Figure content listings
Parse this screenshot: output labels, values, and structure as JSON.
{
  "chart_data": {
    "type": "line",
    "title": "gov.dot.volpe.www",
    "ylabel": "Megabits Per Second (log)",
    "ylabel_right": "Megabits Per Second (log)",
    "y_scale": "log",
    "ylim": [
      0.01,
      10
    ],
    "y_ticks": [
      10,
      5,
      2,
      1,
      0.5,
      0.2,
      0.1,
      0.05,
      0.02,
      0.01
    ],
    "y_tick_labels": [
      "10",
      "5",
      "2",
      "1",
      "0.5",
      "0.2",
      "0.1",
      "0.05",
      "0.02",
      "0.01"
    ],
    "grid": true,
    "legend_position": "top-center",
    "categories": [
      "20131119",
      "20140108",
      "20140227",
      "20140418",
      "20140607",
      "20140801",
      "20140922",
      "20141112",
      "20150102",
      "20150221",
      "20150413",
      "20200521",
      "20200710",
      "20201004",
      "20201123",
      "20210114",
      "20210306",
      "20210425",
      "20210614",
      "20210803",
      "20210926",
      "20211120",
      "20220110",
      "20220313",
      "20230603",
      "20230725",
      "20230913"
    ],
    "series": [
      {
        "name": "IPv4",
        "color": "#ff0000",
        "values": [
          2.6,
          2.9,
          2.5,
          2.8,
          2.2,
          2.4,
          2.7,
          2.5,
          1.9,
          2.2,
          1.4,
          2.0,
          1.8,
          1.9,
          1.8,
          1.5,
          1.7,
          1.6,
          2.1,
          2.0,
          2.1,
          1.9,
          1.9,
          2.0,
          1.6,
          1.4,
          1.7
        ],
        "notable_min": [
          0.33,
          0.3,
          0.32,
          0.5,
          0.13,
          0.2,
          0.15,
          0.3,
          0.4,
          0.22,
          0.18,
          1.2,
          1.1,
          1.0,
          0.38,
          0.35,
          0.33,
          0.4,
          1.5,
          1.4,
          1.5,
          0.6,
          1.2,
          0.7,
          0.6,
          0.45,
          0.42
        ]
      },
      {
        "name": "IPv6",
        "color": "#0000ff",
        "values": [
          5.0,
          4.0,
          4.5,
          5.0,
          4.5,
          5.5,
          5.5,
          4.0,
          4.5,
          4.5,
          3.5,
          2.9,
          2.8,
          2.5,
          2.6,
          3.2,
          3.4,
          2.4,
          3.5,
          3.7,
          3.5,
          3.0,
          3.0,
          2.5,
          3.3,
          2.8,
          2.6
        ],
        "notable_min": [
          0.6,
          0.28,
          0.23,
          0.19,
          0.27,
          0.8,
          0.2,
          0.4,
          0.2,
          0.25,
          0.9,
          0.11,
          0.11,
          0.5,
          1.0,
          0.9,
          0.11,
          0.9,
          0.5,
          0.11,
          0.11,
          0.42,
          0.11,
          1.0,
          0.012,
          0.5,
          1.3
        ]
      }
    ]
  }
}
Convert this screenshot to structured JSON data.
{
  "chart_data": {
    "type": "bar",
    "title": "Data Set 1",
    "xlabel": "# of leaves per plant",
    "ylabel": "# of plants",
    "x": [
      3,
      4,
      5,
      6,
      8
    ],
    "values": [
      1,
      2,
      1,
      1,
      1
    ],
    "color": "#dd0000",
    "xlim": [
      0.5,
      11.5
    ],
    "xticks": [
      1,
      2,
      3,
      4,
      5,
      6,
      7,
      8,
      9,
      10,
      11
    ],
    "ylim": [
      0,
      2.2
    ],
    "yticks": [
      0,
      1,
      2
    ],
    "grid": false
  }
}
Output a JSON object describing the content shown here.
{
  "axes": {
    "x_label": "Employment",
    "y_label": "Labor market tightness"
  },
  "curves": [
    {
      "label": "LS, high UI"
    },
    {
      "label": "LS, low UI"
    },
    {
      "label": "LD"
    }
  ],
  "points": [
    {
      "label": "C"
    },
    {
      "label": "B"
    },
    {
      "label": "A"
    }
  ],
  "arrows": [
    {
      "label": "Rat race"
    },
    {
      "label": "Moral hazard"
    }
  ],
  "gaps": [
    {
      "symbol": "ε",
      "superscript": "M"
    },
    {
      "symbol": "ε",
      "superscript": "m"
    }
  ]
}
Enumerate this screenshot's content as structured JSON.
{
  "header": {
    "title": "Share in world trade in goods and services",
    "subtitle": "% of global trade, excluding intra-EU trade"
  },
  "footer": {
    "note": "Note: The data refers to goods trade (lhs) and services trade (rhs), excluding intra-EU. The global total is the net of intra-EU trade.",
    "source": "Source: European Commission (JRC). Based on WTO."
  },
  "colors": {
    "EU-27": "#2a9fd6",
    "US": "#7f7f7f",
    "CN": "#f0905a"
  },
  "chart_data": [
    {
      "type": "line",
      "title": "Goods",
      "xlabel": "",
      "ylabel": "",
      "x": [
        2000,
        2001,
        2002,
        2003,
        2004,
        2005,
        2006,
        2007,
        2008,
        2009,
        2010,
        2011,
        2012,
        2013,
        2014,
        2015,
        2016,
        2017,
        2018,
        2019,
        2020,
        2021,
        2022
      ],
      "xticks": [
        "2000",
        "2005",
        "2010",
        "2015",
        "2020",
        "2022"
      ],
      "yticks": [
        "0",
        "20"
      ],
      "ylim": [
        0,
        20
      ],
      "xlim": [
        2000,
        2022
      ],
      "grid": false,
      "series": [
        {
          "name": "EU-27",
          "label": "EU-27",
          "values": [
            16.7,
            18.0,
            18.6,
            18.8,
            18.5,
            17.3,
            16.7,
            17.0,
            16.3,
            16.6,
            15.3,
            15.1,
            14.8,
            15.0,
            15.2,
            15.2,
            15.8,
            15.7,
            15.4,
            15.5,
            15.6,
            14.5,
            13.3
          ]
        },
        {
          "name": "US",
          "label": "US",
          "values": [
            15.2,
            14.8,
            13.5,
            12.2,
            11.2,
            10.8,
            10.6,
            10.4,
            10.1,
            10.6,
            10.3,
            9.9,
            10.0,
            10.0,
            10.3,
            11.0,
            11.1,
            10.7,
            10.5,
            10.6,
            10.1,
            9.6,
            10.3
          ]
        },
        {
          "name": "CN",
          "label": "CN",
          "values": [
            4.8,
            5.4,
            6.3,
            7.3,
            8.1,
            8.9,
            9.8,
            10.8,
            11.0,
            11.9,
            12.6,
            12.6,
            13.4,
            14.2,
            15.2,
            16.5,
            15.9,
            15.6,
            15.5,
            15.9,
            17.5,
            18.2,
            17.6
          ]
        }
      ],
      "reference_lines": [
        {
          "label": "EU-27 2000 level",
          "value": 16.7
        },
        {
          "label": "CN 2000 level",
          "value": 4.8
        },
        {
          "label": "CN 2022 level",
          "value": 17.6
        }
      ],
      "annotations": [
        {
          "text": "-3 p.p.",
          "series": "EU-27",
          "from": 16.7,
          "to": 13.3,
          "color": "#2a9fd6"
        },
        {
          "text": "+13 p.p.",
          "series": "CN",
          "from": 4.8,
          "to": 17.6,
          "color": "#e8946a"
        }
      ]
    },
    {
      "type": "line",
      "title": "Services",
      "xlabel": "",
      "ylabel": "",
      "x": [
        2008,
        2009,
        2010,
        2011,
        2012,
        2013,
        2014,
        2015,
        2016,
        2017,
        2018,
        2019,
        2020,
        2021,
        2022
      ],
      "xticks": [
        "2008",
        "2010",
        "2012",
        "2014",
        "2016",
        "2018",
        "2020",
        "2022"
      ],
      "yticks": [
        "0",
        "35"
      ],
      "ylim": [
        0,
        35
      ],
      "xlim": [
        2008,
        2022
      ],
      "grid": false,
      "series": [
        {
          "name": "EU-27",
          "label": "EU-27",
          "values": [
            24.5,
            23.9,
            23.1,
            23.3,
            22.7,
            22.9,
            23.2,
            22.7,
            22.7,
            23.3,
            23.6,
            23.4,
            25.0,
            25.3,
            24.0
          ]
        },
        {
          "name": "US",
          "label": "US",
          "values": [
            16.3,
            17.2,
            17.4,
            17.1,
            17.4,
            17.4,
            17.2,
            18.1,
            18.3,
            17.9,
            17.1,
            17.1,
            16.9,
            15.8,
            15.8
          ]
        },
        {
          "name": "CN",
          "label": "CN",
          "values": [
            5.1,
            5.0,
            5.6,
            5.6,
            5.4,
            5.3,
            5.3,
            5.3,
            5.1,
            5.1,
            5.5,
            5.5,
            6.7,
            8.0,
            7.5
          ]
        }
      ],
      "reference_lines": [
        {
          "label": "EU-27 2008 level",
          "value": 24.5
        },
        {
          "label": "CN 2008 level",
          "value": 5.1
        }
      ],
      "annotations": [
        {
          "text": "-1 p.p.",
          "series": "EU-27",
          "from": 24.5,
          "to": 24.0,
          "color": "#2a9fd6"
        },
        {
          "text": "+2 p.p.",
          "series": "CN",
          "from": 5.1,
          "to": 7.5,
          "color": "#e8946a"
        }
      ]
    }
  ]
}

■ Brief:
Whichever lines contain the string "trade", select and copy them.

■ Right answer:
    "title": "Share in world trade in goods and services",
    "subtitle": "% of global trade, excluding intra-EU trade"
    "note": "Note: The data refers to goods trade (lhs) and services trade (rhs), excluding intra-EU. The global total is the net of intra-EU trade.",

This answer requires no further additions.